━━━ EXTRACTED INFORMATION

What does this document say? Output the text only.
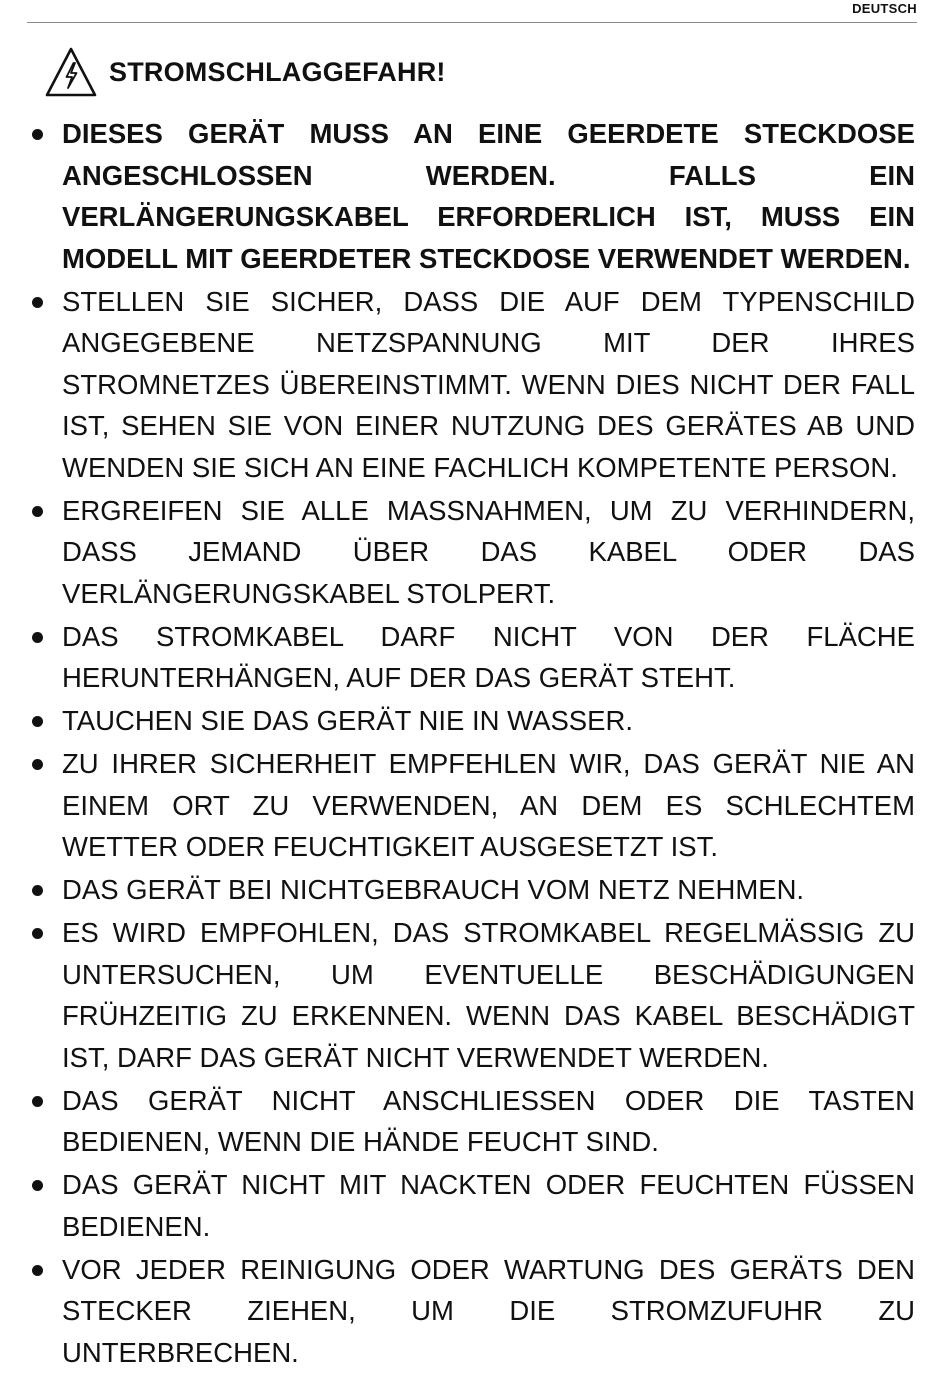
DEUTSCH
STROMSCHLAGGEFAHR!
DIESES GERÄT MUSS AN EINE GEERDETE STECKDOSE ANGESCHLOSSEN WERDEN. FALLS EIN VERLÄNGERUNGSKABEL ERFORDERLICH IST, MUSS EIN MODELL MIT GEERDETER STECKDOSE VERWENDET WERDEN.
STELLEN SIE SICHER, DASS DIE AUF DEM TYPENSCHILD ANGEGEBENE NETZSPANNUNG MIT DER IHRES STROMNETZES ÜBEREINSTIMMT. WENN DIES NICHT DER FALL IST, SEHEN SIE VON EINER NUTZUNG DES GERÄTES AB UND WENDEN SIE SICH AN EINE FACHLICH KOMPETENTE PERSON.
ERGREIFEN SIE ALLE MASSNAHMEN, UM ZU VERHINDERN, DASS JEMAND ÜBER DAS KABEL ODER DAS VERLÄNGERUNGSKABEL STOLPERT.
DAS STROMKABEL DARF NICHT VON DER FLÄCHE HERUNTERHÄNGEN, AUF DER DAS GERÄT STEHT.
TAUCHEN SIE DAS GERÄT NIE IN WASSER.
ZU IHRER SICHERHEIT EMPFEHLEN WIR, DAS GERÄT NIE AN EINEM ORT ZU VERWENDEN, AN DEM ES SCHLECHTEM WETTER ODER FEUCHTIGKEIT AUSGESETZT IST.
DAS GERÄT BEI NICHTGEBRAUCH VOM NETZ NEHMEN.
ES WIRD EMPFOHLEN, DAS STROMKABEL REGELMÄSSIG ZU UNTERSUCHEN, UM EVENTUELLE BESCHÄDIGUNGEN FRÜHZEITIG ZU ERKENNEN. WENN DAS KABEL BESCHÄDIGT IST, DARF DAS GERÄT NICHT VERWENDET WERDEN.
DAS GERÄT NICHT ANSCHLIESSEN ODER DIE TASTEN BEDIENEN, WENN DIE HÄNDE FEUCHT SIND.
DAS GERÄT NICHT MIT NACKTEN ODER FEUCHTEN FÜSSEN BEDIENEN.
VOR JEDER REINIGUNG ODER WARTUNG DES GERÄTS DEN STECKER ZIEHEN, UM DIE STROMZUFUHR ZU UNTERBRECHEN.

━━━━━━

▶ _INSTRUCTIONS FOR THE TASK_: Repeat each record exactly as shown above, dropping all images.

▶ _WRITTEN ANSWER_:
What does this document say? Output the text only.
DEUTSCH
STROMSCHLAGGEFAHR!
DIESES GERÄT MUSS AN EINE GEERDETE STECKDOSE ANGESCHLOSSEN WERDEN. FALLS EIN VERLÄNGERUNGSKABEL ERFORDERLICH IST, MUSS EIN MODELL MIT GEERDETER STECKDOSE VERWENDET WERDEN.
STELLEN SIE SICHER, DASS DIE AUF DEM TYPENSCHILD ANGEGEBENE NETZSPANNUNG MIT DER IHRES STROMNETZES ÜBEREINSTIMMT. WENN DIES NICHT DER FALL IST, SEHEN SIE VON EINER NUTZUNG DES GERÄTES AB UND WENDEN SIE SICH AN EINE FACHLICH KOMPETENTE PERSON.
ERGREIFEN SIE ALLE MASSNAHMEN, UM ZU VERHINDERN, DASS JEMAND ÜBER DAS KABEL ODER DAS VERLÄNGERUNGSKABEL STOLPERT.
DAS STROMKABEL DARF NICHT VON DER FLÄCHE HERUNTERHÄNGEN, AUF DER DAS GERÄT STEHT.
TAUCHEN SIE DAS GERÄT NIE IN WASSER.
ZU IHRER SICHERHEIT EMPFEHLEN WIR, DAS GERÄT NIE AN EINEM ORT ZU VERWENDEN, AN DEM ES SCHLECHTEM WETTER ODER FEUCHTIGKEIT AUSGESETZT IST.
DAS GERÄT BEI NICHTGEBRAUCH VOM NETZ NEHMEN.
ES WIRD EMPFOHLEN, DAS STROMKABEL REGELMÄSSIG ZU UNTERSUCHEN, UM EVENTUELLE BESCHÄDIGUNGEN FRÜHZEITIG ZU ERKENNEN. WENN DAS KABEL BESCHÄDIGT IST, DARF DAS GERÄT NICHT VERWENDET WERDEN.
DAS GERÄT NICHT ANSCHLIESSEN ODER DIE TASTEN BEDIENEN, WENN DIE HÄNDE FEUCHT SIND.
DAS GERÄT NICHT MIT NACKTEN ODER FEUCHTEN FÜSSEN BEDIENEN.
VOR JEDER REINIGUNG ODER WARTUNG DES GERÄTS DEN STECKER ZIEHEN, UM DIE STROMZUFUHR ZU UNTERBRECHEN.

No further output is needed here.